## Begin Available data
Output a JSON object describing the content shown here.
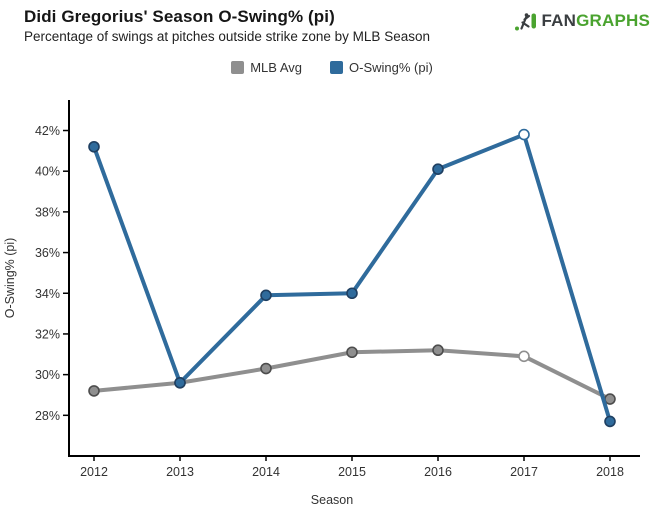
{
  "header": {
    "title": "Didi Gregorius' Season O-Swing% (pi)",
    "subtitle": "Percentage of swings at pitches outside strike zone by MLB Season"
  },
  "logo": {
    "fan": "FAN",
    "graphs": "GRAPHS",
    "green": "#4aa32f",
    "dark": "#3a3e41"
  },
  "chart_data": {
    "type": "line",
    "x": [
      2012,
      2013,
      2014,
      2015,
      2016,
      2017,
      2018
    ],
    "series": [
      {
        "name": "MLB Avg",
        "color": "#8f8f8f",
        "marker_stroke": "#4d4d4d",
        "values": [
          29.2,
          29.6,
          30.3,
          31.1,
          31.2,
          30.9,
          28.8
        ],
        "open_points": [
          2017
        ]
      },
      {
        "name": "O-Swing% (pi)",
        "color": "#2f6b9c",
        "marker_stroke": "#1f3f61",
        "values": [
          41.2,
          29.6,
          33.9,
          34.0,
          40.1,
          41.8,
          27.7
        ],
        "open_points": [
          2017
        ]
      }
    ],
    "title": "Didi Gregorius' Season O-Swing% (pi)",
    "xlabel": "Season",
    "ylabel": "O-Swing% (pi)",
    "ylim": [
      26.0,
      43.5
    ],
    "yticks": [
      28,
      30,
      32,
      34,
      36,
      38,
      40,
      42
    ],
    "ytick_suffix": "%",
    "grid": false,
    "legend_position": "top-center",
    "axis_color": "#000000"
  }
}
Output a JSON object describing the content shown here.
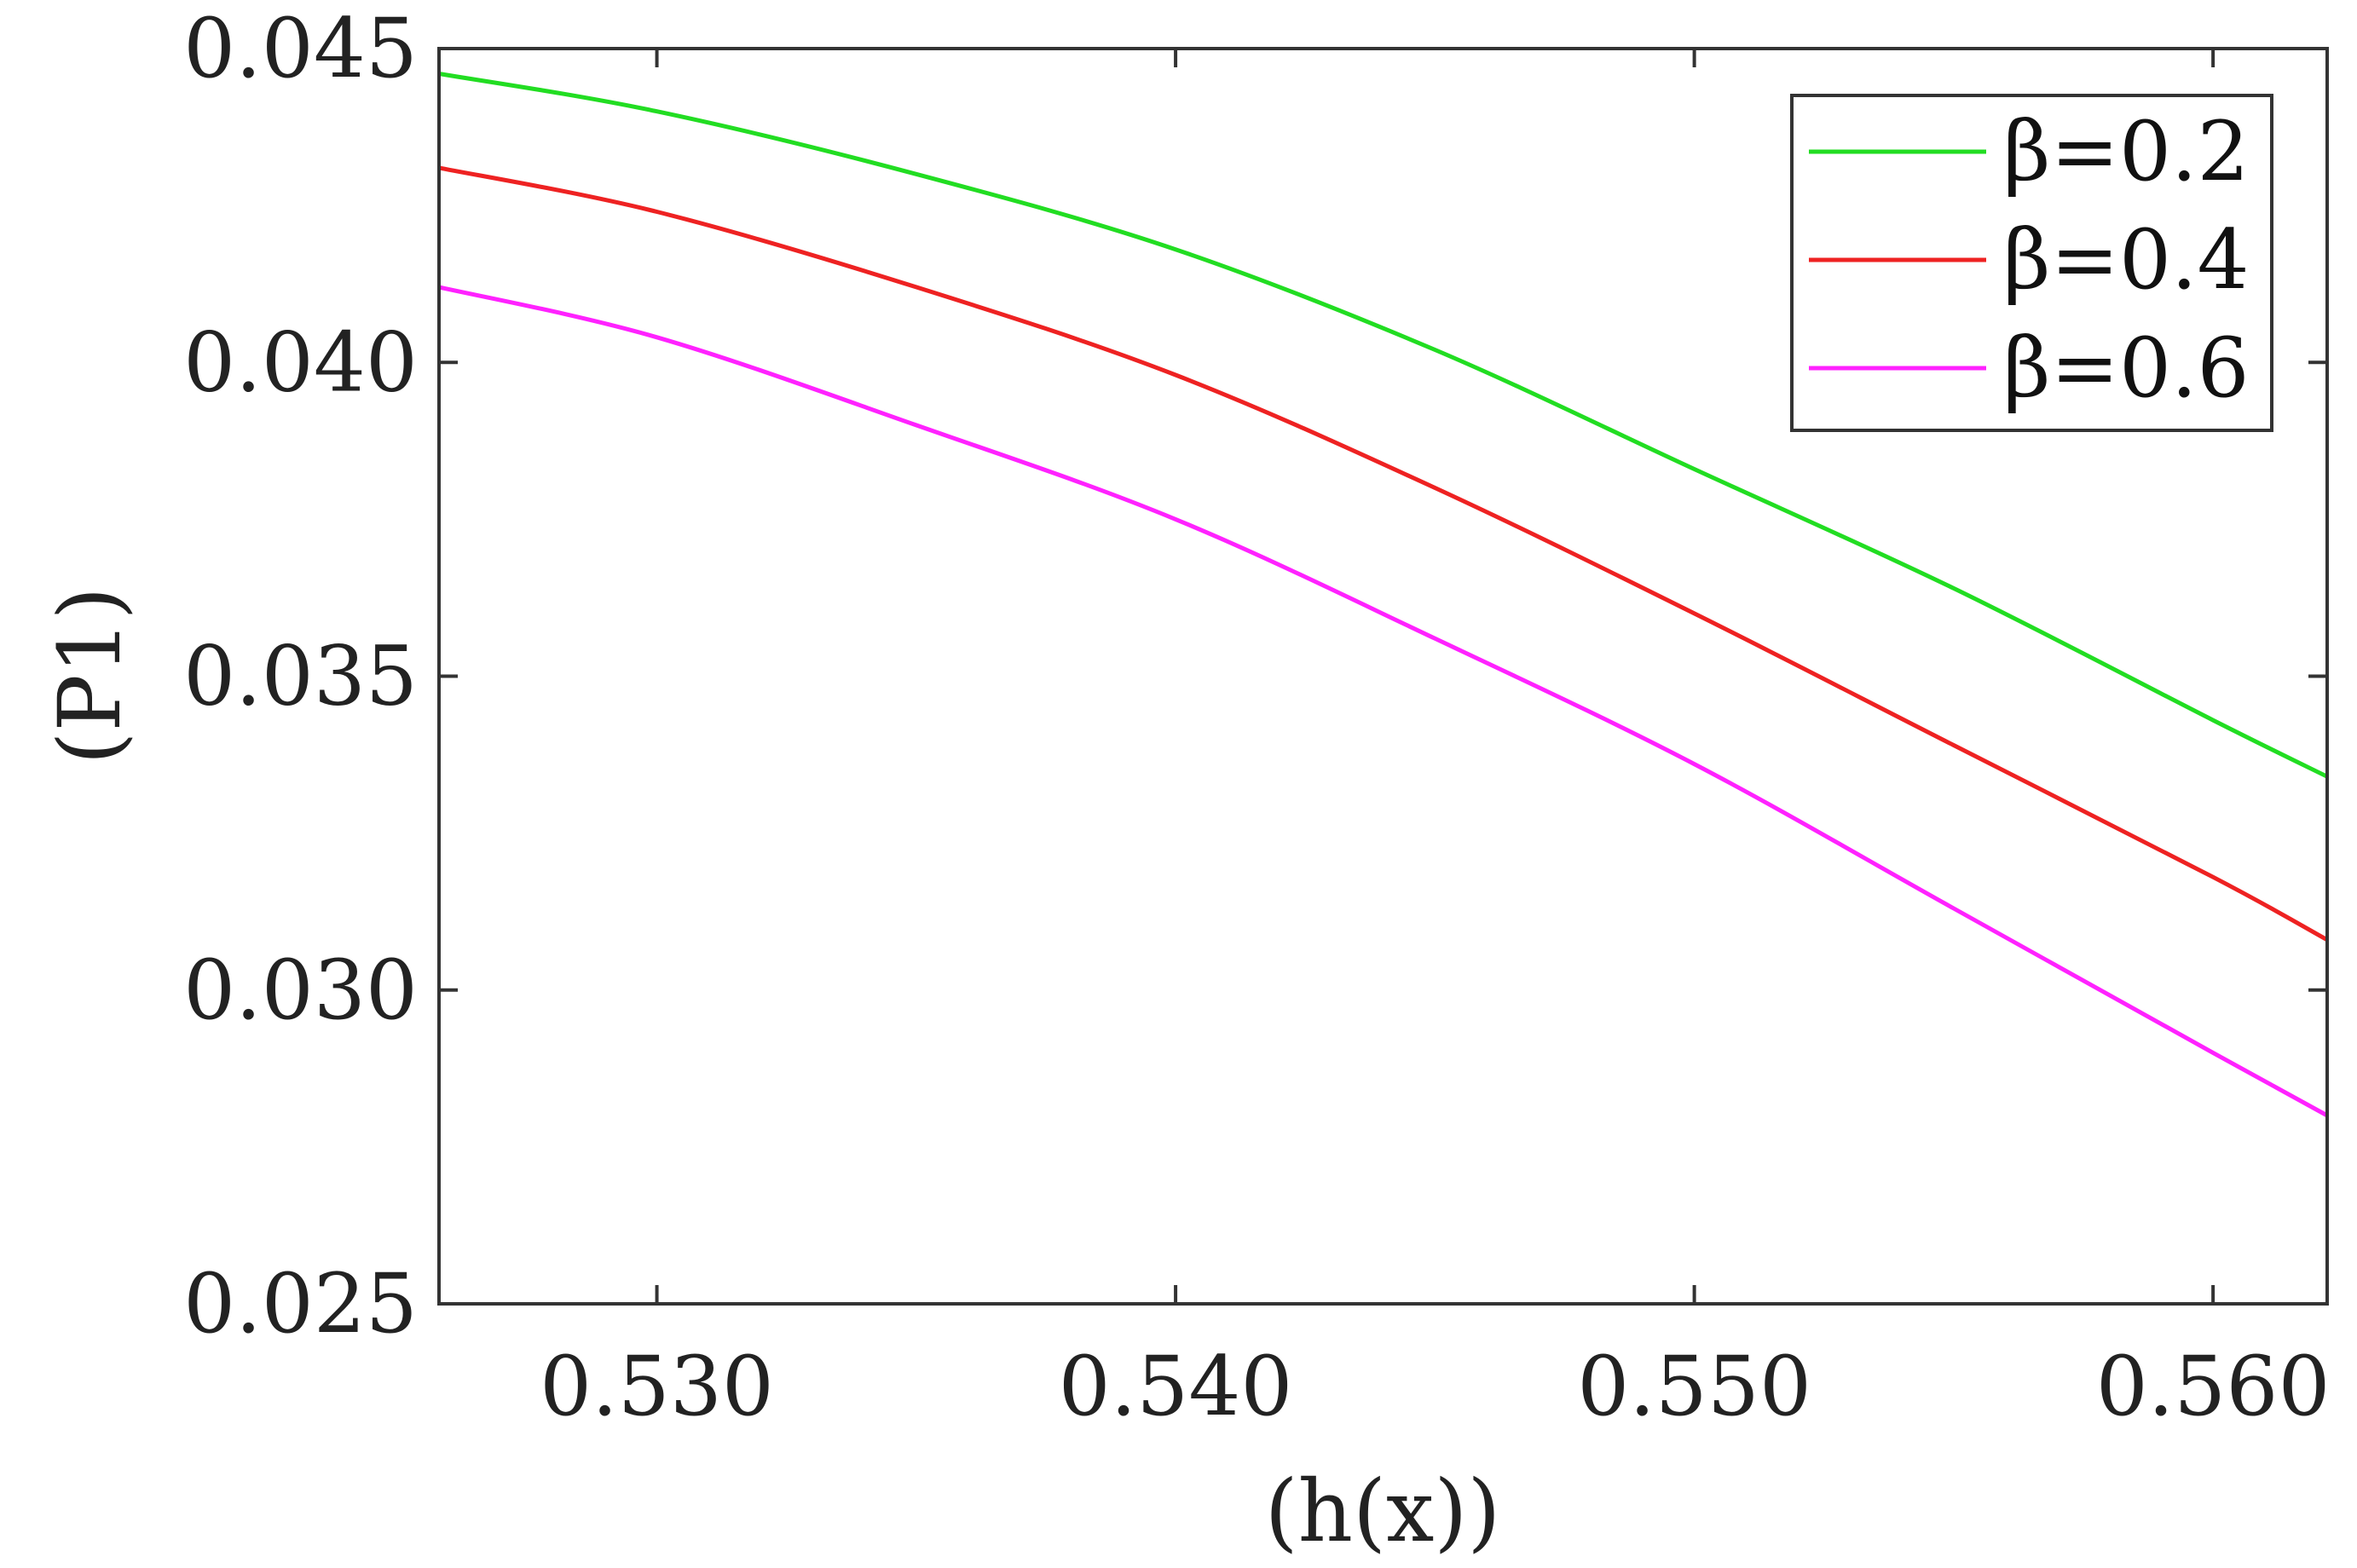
## End Available data
= Work instructions =
Write the entries above out again exactly, but not the pictures.

= The solution =
Output a JSON object describing the content shown here.
{
  "header": {
    "title": "Didi Gregorius' Season O-Swing% (pi)",
    "subtitle": "Percentage of swings at pitches outside strike zone by MLB Season"
  },
  "logo": {
    "fan": "FAN",
    "graphs": "GRAPHS",
    "green": "#4aa32f",
    "dark": "#3a3e41"
  },
  "chart_data": {
    "type": "line",
    "x": [
      2012,
      2013,
      2014,
      2015,
      2016,
      2017,
      2018
    ],
    "series": [
      {
        "name": "MLB Avg",
        "color": "#8f8f8f",
        "marker_stroke": "#4d4d4d",
        "values": [
          29.2,
          29.6,
          30.3,
          31.1,
          31.2,
          30.9,
          28.8
        ],
        "open_points": [
          2017
        ]
      },
      {
        "name": "O-Swing% (pi)",
        "color": "#2f6b9c",
        "marker_stroke": "#1f3f61",
        "values": [
          41.2,
          29.6,
          33.9,
          34.0,
          40.1,
          41.8,
          27.7
        ],
        "open_points": [
          2017
        ]
      }
    ],
    "title": "Didi Gregorius' Season O-Swing% (pi)",
    "xlabel": "Season",
    "ylabel": "O-Swing% (pi)",
    "ylim": [
      26.0,
      43.5
    ],
    "yticks": [
      28,
      30,
      32,
      34,
      36,
      38,
      40,
      42
    ],
    "ytick_suffix": "%",
    "grid": false,
    "legend_position": "top-center",
    "axis_color": "#000000"
  }
}
Output a JSON object describing the content shown here.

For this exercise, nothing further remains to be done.